### Job
Scan the data for "Give" and copy the lines it appears in.

— START Listing —

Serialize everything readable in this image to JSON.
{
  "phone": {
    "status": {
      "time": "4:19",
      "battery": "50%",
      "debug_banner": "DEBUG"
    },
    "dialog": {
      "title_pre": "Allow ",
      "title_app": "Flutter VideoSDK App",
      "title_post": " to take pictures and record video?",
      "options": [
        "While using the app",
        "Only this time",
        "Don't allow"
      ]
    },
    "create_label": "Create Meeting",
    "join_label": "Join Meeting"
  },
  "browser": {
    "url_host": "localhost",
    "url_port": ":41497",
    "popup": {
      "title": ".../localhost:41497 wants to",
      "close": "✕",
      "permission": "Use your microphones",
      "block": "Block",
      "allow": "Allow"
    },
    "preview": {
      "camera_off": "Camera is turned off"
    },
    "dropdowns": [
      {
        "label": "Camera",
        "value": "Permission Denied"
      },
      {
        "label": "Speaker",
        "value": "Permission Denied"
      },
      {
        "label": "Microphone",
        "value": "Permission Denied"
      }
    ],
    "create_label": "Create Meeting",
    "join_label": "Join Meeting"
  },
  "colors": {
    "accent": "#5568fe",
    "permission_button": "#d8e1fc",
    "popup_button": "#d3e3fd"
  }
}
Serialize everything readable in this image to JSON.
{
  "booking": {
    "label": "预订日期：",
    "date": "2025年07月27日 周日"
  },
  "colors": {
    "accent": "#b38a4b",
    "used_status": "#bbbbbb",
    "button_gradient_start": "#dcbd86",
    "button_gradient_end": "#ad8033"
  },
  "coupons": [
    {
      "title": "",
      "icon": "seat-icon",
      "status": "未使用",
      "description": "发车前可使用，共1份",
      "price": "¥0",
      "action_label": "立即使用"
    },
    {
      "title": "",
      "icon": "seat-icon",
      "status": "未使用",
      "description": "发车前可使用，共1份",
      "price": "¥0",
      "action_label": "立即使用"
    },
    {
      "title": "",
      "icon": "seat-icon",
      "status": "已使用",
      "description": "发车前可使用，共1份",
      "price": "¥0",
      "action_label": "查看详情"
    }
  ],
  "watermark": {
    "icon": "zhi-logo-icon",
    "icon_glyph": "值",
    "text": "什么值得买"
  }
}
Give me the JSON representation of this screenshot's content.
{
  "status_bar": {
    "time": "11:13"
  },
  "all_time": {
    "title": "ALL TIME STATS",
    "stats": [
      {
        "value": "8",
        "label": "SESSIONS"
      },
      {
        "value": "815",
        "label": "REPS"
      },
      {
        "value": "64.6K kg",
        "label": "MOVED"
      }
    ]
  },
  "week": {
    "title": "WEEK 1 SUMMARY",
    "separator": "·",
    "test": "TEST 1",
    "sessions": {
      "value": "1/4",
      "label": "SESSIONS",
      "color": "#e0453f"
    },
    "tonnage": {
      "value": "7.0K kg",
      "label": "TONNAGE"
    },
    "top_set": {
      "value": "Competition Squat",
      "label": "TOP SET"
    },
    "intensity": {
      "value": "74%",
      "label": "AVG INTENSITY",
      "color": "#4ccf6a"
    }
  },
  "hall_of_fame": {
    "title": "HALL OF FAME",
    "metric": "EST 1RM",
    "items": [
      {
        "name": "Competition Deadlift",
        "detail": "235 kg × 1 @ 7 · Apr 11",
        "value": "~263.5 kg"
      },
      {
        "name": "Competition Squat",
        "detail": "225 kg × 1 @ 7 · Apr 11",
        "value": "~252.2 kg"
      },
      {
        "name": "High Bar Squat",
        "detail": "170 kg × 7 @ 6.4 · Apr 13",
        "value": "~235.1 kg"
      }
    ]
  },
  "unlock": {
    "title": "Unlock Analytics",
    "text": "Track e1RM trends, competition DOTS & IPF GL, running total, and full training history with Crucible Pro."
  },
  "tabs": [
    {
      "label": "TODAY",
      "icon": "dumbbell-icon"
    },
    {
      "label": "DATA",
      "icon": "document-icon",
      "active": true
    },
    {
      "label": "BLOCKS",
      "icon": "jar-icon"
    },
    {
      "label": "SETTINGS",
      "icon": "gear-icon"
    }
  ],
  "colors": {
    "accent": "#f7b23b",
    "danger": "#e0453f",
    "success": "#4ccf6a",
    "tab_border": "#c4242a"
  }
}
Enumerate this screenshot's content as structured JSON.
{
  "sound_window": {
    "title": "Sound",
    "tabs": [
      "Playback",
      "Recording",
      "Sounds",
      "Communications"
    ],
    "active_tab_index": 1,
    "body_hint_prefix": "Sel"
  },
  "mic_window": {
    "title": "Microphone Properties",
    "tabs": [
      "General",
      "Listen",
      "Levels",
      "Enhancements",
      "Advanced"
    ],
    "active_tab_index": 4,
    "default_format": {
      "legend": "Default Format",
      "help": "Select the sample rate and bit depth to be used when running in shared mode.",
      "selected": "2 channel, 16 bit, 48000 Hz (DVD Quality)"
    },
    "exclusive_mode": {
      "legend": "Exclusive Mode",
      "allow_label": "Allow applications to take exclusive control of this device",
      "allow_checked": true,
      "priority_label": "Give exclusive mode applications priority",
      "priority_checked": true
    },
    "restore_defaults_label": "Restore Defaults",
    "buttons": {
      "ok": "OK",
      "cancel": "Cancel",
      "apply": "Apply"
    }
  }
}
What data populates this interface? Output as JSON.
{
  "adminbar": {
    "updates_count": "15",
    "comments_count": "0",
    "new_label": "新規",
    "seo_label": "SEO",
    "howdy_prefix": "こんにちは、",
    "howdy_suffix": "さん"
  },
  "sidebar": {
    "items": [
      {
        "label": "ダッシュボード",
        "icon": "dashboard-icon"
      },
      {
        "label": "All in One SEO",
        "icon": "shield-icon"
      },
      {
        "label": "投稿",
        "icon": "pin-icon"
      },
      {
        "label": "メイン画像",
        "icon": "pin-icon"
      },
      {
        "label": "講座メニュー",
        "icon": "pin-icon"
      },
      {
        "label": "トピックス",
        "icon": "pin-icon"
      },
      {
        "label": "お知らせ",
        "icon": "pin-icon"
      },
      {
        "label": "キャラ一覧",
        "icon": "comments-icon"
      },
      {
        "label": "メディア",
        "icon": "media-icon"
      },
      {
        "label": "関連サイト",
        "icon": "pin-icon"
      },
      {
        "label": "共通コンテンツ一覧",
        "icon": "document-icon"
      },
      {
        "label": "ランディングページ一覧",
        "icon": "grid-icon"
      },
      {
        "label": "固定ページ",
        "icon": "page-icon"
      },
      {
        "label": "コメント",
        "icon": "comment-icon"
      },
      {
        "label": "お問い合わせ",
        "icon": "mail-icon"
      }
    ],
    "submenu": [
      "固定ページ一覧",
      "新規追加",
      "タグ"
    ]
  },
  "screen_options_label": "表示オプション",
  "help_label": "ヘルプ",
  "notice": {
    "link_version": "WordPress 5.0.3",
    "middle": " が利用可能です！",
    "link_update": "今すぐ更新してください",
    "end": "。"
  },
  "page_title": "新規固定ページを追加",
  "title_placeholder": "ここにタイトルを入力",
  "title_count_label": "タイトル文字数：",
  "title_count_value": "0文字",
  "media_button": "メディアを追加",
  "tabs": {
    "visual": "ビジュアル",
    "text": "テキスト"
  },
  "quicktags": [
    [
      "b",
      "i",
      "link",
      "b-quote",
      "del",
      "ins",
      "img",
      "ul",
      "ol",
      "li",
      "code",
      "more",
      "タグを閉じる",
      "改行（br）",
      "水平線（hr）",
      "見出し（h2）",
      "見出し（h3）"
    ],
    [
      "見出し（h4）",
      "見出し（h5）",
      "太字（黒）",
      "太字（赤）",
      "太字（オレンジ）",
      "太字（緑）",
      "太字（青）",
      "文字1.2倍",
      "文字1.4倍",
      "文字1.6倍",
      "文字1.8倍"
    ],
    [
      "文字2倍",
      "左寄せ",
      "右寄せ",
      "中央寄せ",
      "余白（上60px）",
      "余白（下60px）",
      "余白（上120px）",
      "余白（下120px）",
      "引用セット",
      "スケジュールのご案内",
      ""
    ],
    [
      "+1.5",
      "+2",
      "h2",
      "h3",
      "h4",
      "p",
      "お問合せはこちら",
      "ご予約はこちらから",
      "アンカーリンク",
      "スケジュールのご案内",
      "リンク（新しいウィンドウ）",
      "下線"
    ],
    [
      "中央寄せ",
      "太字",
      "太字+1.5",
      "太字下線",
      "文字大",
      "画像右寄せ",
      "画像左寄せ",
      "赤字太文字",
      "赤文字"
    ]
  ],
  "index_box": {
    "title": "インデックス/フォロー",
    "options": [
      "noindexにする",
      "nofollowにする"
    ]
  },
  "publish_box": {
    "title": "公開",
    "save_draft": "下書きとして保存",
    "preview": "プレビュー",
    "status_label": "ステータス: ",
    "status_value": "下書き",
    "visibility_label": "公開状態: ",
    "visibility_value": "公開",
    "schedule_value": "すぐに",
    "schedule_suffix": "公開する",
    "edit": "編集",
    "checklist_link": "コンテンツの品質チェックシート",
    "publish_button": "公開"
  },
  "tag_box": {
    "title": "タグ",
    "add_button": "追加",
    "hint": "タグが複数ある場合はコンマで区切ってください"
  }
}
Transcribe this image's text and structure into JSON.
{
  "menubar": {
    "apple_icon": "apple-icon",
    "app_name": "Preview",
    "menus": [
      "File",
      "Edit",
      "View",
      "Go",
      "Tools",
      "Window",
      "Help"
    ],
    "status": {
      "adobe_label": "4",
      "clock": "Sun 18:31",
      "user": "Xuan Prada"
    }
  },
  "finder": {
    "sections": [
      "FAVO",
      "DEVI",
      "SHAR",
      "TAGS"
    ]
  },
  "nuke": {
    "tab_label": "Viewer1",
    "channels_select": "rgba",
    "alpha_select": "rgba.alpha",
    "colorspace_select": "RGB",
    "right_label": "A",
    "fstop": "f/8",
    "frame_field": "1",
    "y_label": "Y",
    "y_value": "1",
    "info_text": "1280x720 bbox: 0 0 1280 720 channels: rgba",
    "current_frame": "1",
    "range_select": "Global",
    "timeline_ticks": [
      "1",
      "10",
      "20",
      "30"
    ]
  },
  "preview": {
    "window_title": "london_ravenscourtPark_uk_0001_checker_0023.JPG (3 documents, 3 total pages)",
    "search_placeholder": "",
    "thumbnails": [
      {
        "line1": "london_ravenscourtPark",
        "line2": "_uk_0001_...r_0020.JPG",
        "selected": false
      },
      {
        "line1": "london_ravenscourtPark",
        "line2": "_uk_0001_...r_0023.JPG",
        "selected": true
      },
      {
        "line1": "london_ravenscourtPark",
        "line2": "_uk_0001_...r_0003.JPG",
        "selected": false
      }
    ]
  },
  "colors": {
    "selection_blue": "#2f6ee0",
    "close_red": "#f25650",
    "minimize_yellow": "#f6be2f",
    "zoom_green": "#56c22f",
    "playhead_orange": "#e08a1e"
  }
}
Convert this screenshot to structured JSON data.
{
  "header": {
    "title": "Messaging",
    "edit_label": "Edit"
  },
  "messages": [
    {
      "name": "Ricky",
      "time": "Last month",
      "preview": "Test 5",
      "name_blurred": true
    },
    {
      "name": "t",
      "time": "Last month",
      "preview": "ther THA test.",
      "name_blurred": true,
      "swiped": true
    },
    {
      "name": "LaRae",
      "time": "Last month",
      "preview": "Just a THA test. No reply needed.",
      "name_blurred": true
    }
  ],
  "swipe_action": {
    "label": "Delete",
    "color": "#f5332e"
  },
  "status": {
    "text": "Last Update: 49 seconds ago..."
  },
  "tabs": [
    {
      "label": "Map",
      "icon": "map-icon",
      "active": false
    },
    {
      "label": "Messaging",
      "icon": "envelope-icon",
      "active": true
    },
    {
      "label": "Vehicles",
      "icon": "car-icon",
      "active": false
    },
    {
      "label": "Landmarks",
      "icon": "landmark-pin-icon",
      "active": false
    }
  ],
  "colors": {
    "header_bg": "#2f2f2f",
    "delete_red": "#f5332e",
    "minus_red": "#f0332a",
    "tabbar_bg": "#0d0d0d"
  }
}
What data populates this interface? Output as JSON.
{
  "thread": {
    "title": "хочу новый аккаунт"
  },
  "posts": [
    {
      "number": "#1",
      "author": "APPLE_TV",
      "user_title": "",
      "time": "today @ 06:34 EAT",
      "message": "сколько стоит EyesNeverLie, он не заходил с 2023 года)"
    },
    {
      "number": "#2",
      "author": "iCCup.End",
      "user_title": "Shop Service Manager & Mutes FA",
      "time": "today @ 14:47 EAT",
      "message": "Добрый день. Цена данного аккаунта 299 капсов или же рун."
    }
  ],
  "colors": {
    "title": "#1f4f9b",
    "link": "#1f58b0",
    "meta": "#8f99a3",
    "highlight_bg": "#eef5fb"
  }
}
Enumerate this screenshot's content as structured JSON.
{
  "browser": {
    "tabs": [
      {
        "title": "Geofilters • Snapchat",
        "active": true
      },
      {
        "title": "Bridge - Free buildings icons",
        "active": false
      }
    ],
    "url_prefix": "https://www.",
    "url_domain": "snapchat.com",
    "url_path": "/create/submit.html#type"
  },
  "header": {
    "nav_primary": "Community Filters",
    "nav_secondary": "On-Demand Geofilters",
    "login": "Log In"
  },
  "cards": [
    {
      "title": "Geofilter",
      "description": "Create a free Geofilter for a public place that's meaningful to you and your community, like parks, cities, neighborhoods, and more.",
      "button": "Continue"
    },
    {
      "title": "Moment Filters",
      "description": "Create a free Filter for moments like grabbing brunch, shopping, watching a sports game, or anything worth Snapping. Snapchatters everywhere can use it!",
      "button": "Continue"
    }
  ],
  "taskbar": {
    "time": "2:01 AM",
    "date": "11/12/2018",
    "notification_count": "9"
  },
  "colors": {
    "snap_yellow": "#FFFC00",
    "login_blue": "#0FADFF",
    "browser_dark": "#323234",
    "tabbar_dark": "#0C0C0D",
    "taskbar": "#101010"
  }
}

— END Listing —

### Answer to this task
Give me the JSON representation of this screenshot's content.
      "priority_label": "Give exclusive mode applications priority",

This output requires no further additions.